Image region annotations:
■ ■ ■ ■

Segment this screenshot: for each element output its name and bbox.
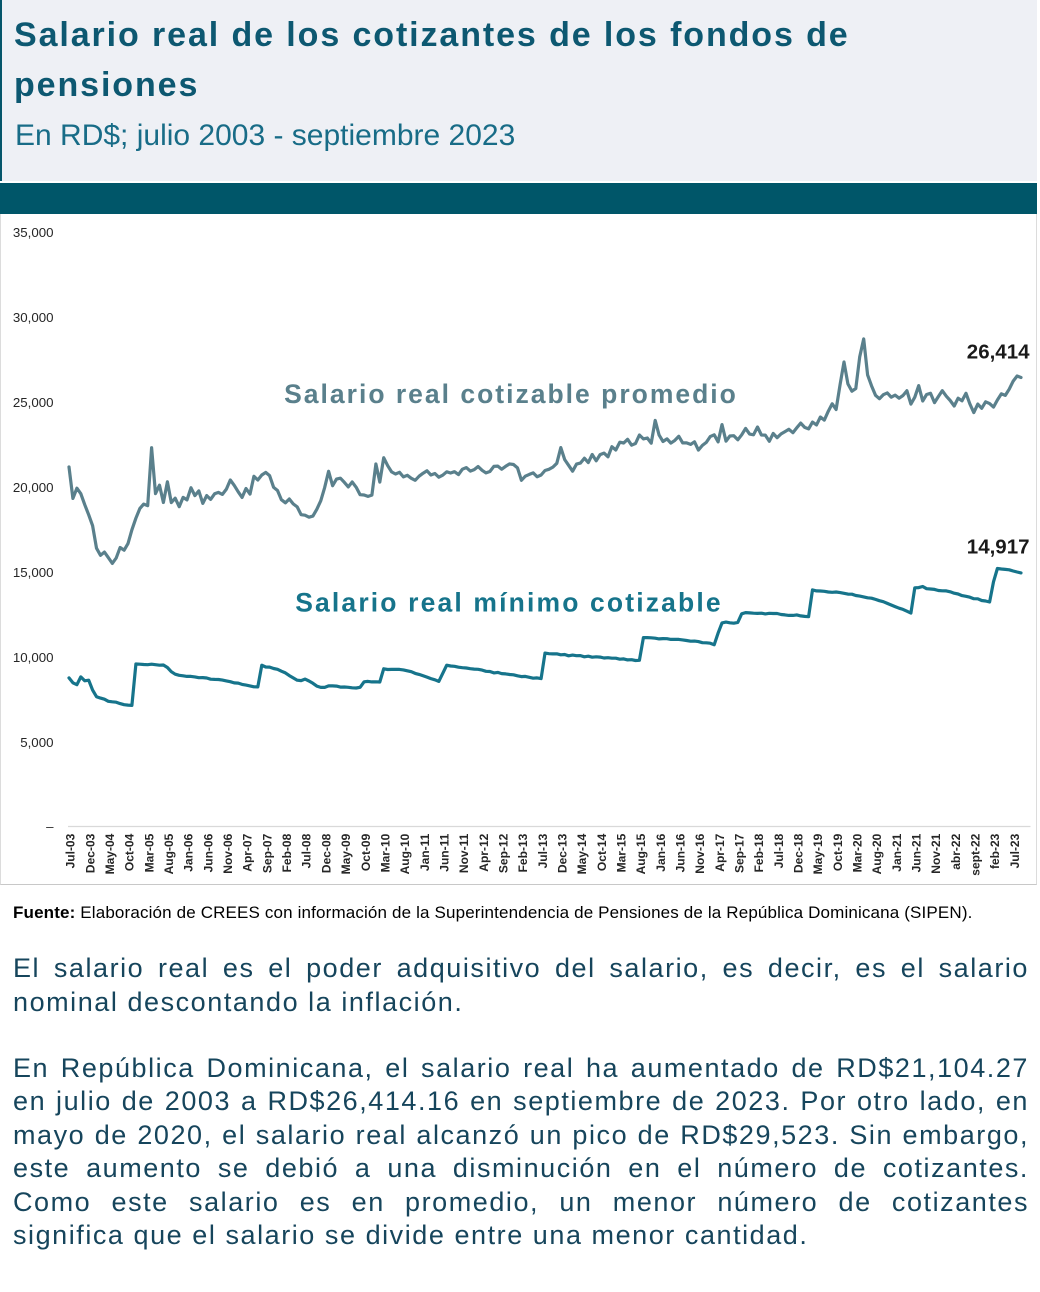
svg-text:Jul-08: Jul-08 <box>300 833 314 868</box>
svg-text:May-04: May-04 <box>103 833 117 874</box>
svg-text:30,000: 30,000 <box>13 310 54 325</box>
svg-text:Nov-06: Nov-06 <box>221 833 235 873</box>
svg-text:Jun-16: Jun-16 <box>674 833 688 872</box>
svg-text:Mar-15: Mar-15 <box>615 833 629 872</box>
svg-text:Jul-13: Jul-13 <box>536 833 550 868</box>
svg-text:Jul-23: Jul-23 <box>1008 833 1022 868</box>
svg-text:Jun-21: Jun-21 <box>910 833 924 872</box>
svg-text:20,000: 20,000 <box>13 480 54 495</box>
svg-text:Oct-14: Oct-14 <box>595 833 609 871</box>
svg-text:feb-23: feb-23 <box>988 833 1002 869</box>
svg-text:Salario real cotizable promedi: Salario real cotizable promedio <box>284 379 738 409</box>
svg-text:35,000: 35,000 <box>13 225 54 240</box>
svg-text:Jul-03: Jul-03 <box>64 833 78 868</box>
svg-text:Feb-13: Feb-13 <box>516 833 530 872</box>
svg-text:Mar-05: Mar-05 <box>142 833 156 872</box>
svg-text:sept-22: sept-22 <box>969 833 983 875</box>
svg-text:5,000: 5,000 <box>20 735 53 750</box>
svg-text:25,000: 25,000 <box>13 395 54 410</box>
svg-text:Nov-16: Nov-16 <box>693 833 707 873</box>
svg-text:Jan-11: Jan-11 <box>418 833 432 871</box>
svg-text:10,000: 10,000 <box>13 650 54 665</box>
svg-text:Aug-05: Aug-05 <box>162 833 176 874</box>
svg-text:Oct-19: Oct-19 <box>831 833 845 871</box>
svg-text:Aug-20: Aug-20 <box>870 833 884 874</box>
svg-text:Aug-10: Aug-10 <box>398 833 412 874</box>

■ ■ ■ ■

◆ Stated task: Copy every line of the listing above without any changes, and leave out the pictures.

◆ The result:
Segment this screenshot: for each element output its name and bbox.
svg-text:Jul-08: Jul-08 <box>300 833 314 868</box>
svg-text:May-04: May-04 <box>103 833 117 874</box>
svg-text:30,000: 30,000 <box>13 310 54 325</box>
svg-text:Nov-06: Nov-06 <box>221 833 235 873</box>
svg-text:Jun-16: Jun-16 <box>674 833 688 872</box>
svg-text:Mar-15: Mar-15 <box>615 833 629 872</box>
svg-text:Jul-13: Jul-13 <box>536 833 550 868</box>
svg-text:Jul-23: Jul-23 <box>1008 833 1022 868</box>
svg-text:Jun-21: Jun-21 <box>910 833 924 872</box>
svg-text:20,000: 20,000 <box>13 480 54 495</box>
svg-text:Oct-14: Oct-14 <box>595 833 609 871</box>
svg-text:feb-23: feb-23 <box>988 833 1002 869</box>
svg-text:Salario real cotizable promedi: Salario real cotizable promedio <box>284 379 738 409</box>
svg-text:35,000: 35,000 <box>13 225 54 240</box>
svg-text:Jul-03: Jul-03 <box>64 833 78 868</box>
svg-text:Feb-13: Feb-13 <box>516 833 530 872</box>
svg-text:Mar-05: Mar-05 <box>142 833 156 872</box>
svg-text:sept-22: sept-22 <box>969 833 983 875</box>
svg-text:5,000: 5,000 <box>20 735 53 750</box>
svg-text:25,000: 25,000 <box>13 395 54 410</box>
svg-text:Nov-16: Nov-16 <box>693 833 707 873</box>
svg-text:Jan-11: Jan-11 <box>418 833 432 871</box>
svg-text:10,000: 10,000 <box>13 650 54 665</box>
svg-text:Aug-05: Aug-05 <box>162 833 176 874</box>
svg-text:Oct-19: Oct-19 <box>831 833 845 871</box>
svg-text:Aug-20: Aug-20 <box>870 833 884 874</box>
svg-text:Aug-10: Aug-10 <box>398 833 412 874</box>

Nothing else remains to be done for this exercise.